=== Data for processing ===

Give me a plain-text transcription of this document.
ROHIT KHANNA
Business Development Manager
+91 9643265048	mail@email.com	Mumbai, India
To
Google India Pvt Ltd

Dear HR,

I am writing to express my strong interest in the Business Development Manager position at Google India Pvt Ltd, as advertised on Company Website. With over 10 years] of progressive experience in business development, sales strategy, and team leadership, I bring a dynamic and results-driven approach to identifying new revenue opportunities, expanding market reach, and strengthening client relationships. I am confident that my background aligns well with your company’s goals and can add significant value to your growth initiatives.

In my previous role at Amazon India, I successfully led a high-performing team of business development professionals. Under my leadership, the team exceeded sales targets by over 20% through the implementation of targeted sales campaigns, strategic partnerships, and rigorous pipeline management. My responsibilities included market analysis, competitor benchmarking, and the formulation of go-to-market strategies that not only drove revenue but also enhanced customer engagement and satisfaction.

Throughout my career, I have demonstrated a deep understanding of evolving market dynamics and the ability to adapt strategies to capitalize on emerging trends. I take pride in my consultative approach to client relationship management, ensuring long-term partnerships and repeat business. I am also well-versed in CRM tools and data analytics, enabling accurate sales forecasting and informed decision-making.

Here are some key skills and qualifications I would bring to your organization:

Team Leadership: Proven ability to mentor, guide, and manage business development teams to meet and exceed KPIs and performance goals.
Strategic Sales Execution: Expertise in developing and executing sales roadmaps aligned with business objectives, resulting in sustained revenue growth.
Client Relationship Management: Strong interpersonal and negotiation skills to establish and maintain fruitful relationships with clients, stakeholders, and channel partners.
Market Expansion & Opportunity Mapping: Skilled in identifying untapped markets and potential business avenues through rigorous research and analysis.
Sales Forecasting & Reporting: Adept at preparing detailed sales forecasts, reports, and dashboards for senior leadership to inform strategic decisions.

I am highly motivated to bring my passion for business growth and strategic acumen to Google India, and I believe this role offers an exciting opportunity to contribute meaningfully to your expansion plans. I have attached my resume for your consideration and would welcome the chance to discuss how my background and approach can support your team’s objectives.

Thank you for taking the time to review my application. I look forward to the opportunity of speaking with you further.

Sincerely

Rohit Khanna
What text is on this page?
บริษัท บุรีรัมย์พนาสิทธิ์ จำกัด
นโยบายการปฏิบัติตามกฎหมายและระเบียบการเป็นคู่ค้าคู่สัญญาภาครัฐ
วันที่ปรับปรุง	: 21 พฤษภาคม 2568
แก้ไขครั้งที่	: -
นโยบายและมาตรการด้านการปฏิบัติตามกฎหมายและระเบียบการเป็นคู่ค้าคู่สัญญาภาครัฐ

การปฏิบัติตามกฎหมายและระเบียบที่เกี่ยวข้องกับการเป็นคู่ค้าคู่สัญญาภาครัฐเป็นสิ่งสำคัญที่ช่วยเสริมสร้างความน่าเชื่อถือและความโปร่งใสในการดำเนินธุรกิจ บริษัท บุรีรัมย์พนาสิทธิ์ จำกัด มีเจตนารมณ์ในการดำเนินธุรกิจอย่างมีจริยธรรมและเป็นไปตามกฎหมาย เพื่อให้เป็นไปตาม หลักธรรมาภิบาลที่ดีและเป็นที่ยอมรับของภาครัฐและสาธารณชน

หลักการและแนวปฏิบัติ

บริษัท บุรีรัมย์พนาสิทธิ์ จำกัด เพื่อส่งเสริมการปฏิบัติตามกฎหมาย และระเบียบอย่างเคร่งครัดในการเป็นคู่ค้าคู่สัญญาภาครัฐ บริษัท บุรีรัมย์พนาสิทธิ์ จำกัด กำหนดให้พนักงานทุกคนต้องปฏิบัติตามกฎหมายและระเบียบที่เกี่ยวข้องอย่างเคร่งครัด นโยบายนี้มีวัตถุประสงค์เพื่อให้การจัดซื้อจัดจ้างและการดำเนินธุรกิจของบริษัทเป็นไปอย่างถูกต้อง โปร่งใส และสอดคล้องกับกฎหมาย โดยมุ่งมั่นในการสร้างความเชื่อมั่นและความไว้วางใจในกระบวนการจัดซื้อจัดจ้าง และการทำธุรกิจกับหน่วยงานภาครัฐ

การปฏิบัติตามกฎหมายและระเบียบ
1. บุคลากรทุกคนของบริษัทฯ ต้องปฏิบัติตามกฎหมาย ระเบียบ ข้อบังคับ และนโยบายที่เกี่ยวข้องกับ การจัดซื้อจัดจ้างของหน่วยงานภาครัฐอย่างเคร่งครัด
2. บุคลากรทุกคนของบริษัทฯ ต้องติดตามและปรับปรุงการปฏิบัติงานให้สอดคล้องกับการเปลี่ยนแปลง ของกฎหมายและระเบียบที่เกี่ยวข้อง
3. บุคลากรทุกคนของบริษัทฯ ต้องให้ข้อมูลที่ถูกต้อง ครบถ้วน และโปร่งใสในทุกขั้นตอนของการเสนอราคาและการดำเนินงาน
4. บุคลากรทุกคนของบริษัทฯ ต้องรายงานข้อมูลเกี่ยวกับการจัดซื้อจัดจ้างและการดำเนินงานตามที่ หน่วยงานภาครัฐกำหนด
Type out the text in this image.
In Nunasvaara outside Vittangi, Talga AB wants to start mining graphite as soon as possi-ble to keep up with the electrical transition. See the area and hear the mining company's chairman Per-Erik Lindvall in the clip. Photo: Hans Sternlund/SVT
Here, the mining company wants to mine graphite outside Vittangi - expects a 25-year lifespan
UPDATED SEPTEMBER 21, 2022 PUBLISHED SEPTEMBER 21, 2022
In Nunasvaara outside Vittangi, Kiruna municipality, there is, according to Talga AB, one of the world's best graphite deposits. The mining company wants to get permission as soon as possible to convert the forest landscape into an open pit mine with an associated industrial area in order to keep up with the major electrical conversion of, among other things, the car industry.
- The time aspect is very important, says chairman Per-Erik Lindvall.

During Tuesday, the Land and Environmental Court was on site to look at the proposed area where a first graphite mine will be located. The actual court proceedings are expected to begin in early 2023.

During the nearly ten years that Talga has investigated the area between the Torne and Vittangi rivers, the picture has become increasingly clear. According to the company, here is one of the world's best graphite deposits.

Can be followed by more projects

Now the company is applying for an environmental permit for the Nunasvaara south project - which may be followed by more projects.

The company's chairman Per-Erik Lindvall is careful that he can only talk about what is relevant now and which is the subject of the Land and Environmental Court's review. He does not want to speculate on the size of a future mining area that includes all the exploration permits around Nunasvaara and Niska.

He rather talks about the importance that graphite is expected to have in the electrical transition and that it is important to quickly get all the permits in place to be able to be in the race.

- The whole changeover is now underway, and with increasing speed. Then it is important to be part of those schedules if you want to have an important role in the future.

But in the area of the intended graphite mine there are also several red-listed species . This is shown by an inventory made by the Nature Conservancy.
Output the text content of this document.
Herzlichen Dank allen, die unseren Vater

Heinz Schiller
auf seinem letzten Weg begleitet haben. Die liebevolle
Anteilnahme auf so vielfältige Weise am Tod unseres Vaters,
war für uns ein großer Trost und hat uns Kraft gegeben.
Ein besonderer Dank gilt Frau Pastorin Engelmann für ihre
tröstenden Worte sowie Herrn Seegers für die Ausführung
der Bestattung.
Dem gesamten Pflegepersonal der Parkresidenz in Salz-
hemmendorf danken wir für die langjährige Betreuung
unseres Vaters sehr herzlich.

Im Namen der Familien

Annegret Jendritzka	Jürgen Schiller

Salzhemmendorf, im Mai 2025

===

Look through the listing and extract every line with "Vaters" in it.

*Solved problem*.
Anteilnahme auf so vielfältige Weise am Tod unseres Vaters,
unseres Vaters sehr herzlich.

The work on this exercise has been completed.